* START Entries supplied *

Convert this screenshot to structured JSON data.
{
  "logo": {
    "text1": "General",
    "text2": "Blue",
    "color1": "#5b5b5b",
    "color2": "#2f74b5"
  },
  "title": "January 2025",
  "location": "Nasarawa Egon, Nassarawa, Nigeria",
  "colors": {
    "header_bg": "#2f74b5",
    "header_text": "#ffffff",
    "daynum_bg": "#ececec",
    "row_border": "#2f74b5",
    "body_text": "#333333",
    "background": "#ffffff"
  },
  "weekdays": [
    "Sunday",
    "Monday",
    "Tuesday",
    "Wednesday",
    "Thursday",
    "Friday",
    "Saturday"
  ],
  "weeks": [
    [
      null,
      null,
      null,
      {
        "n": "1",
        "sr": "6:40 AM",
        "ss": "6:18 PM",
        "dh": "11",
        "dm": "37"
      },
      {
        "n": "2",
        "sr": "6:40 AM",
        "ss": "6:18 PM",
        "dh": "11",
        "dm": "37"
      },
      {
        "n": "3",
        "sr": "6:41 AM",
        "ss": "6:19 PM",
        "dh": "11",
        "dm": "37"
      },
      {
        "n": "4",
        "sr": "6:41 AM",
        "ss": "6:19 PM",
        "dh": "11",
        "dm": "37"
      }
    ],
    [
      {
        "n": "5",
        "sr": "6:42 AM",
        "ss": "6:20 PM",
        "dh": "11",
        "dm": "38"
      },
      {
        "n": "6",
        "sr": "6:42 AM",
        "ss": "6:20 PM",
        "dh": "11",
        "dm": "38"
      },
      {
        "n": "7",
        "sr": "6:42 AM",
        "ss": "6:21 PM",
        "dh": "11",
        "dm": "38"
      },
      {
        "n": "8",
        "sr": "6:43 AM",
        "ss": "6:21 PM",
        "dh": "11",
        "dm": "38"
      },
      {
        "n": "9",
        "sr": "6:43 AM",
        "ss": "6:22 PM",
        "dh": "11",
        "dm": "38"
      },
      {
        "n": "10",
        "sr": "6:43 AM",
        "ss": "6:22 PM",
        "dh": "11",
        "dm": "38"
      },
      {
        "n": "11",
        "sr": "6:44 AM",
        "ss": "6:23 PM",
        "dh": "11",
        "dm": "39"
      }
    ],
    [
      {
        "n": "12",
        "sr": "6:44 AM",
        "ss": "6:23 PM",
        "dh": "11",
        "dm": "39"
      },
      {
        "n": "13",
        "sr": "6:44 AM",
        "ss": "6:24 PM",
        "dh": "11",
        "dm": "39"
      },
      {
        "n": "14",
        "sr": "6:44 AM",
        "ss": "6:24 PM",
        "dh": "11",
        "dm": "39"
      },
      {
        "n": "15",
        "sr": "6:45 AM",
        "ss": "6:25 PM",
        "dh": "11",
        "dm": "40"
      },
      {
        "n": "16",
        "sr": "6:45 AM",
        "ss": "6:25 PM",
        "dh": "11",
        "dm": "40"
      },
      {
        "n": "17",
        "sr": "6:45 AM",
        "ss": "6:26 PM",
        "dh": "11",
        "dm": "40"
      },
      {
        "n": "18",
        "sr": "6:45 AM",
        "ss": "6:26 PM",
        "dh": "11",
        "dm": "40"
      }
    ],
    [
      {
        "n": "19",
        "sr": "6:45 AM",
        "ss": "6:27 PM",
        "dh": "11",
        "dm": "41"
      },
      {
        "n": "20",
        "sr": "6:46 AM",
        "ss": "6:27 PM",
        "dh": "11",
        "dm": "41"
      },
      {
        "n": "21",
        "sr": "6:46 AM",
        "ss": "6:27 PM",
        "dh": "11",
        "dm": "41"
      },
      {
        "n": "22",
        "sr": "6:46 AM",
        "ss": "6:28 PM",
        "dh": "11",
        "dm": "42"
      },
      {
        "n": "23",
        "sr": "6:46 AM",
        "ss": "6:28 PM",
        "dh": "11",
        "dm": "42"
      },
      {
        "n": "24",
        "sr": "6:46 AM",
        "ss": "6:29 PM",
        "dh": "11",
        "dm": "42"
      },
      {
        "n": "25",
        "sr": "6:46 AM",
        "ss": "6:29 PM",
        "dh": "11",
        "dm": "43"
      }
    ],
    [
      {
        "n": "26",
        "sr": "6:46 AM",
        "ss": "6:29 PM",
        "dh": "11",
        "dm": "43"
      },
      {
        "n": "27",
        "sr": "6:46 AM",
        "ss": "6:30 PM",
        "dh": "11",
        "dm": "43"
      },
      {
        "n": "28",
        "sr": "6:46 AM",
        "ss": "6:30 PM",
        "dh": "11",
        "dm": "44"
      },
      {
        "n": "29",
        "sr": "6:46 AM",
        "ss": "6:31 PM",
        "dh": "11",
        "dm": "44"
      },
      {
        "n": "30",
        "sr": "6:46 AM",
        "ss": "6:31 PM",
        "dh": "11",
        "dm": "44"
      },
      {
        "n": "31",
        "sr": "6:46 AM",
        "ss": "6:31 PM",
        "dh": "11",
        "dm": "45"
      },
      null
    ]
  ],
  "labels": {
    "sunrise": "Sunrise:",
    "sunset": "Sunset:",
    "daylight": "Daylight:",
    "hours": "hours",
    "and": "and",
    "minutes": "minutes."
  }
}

* END Entries supplied *

## Work instructions
Every record should be given again exactly.

## Task output
Convert this screenshot to structured JSON data.
{
  "logo": {
    "text1": "General",
    "text2": "Blue",
    "color1": "#5b5b5b",
    "color2": "#2f74b5"
  },
  "title": "January 2025",
  "location": "Nasarawa Egon, Nassarawa, Nigeria",
  "colors": {
    "header_bg": "#2f74b5",
    "header_text": "#ffffff",
    "daynum_bg": "#ececec",
    "row_border": "#2f74b5",
    "body_text": "#333333",
    "background": "#ffffff"
  },
  "weekdays": [
    "Sunday",
    "Monday",
    "Tuesday",
    "Wednesday",
    "Thursday",
    "Friday",
    "Saturday"
  ],
  "weeks": [
    [
      null,
      null,
      null,
      {
        "n": "1",
        "sr": "6:40 AM",
        "ss": "6:18 PM",
        "dh": "11",
        "dm": "37"
      },
      {
        "n": "2",
        "sr": "6:40 AM",
        "ss": "6:18 PM",
        "dh": "11",
        "dm": "37"
      },
      {
        "n": "3",
        "sr": "6:41 AM",
        "ss": "6:19 PM",
        "dh": "11",
        "dm": "37"
      },
      {
        "n": "4",
        "sr": "6:41 AM",
        "ss": "6:19 PM",
        "dh": "11",
        "dm": "37"
      }
    ],
    [
      {
        "n": "5",
        "sr": "6:42 AM",
        "ss": "6:20 PM",
        "dh": "11",
        "dm": "38"
      },
      {
        "n": "6",
        "sr": "6:42 AM",
        "ss": "6:20 PM",
        "dh": "11",
        "dm": "38"
      },
      {
        "n": "7",
        "sr": "6:42 AM",
        "ss": "6:21 PM",
        "dh": "11",
        "dm": "38"
      },
      {
        "n": "8",
        "sr": "6:43 AM",
        "ss": "6:21 PM",
        "dh": "11",
        "dm": "38"
      },
      {
        "n": "9",
        "sr": "6:43 AM",
        "ss": "6:22 PM",
        "dh": "11",
        "dm": "38"
      },
      {
        "n": "10",
        "sr": "6:43 AM",
        "ss": "6:22 PM",
        "dh": "11",
        "dm": "38"
      },
      {
        "n": "11",
        "sr": "6:44 AM",
        "ss": "6:23 PM",
        "dh": "11",
        "dm": "39"
      }
    ],
    [
      {
        "n": "12",
        "sr": "6:44 AM",
        "ss": "6:23 PM",
        "dh": "11",
        "dm": "39"
      },
      {
        "n": "13",
        "sr": "6:44 AM",
        "ss": "6:24 PM",
        "dh": "11",
        "dm": "39"
      },
      {
        "n": "14",
        "sr": "6:44 AM",
        "ss": "6:24 PM",
        "dh": "11",
        "dm": "39"
      },
      {
        "n": "15",
        "sr": "6:45 AM",
        "ss": "6:25 PM",
        "dh": "11",
        "dm": "40"
      },
      {
        "n": "16",
        "sr": "6:45 AM",
        "ss": "6:25 PM",
        "dh": "11",
        "dm": "40"
      },
      {
        "n": "17",
        "sr": "6:45 AM",
        "ss": "6:26 PM",
        "dh": "11",
        "dm": "40"
      },
      {
        "n": "18",
        "sr": "6:45 AM",
        "ss": "6:26 PM",
        "dh": "11",
        "dm": "40"
      }
    ],
    [
      {
        "n": "19",
        "sr": "6:45 AM",
        "ss": "6:27 PM",
        "dh": "11",
        "dm": "41"
      },
      {
        "n": "20",
        "sr": "6:46 AM",
        "ss": "6:27 PM",
        "dh": "11",
        "dm": "41"
      },
      {
        "n": "21",
        "sr": "6:46 AM",
        "ss": "6:27 PM",
        "dh": "11",
        "dm": "41"
      },
      {
        "n": "22",
        "sr": "6:46 AM",
        "ss": "6:28 PM",
        "dh": "11",
        "dm": "42"
      },
      {
        "n": "23",
        "sr": "6:46 AM",
        "ss": "6:28 PM",
        "dh": "11",
        "dm": "42"
      },
      {
        "n": "24",
        "sr": "6:46 AM",
        "ss": "6:29 PM",
        "dh": "11",
        "dm": "42"
      },
      {
        "n": "25",
        "sr": "6:46 AM",
        "ss": "6:29 PM",
        "dh": "11",
        "dm": "43"
      }
    ],
    [
      {
        "n": "26",
        "sr": "6:46 AM",
        "ss": "6:29 PM",
        "dh": "11",
        "dm": "43"
      },
      {
        "n": "27",
        "sr": "6:46 AM",
        "ss": "6:30 PM",
        "dh": "11",
        "dm": "43"
      },
      {
        "n": "28",
        "sr": "6:46 AM",
        "ss": "6:30 PM",
        "dh": "11",
        "dm": "44"
      },
      {
        "n": "29",
        "sr": "6:46 AM",
        "ss": "6:31 PM",
        "dh": "11",
        "dm": "44"
      },
      {
        "n": "30",
        "sr": "6:46 AM",
        "ss": "6:31 PM",
        "dh": "11",
        "dm": "44"
      },
      {
        "n": "31",
        "sr": "6:46 AM",
        "ss": "6:31 PM",
        "dh": "11",
        "dm": "45"
      },
      null
    ]
  ],
  "labels": {
    "sunrise": "Sunrise:",
    "sunset": "Sunset:",
    "daylight": "Daylight:",
    "hours": "hours",
    "and": "and",
    "minutes": "minutes."
  }
}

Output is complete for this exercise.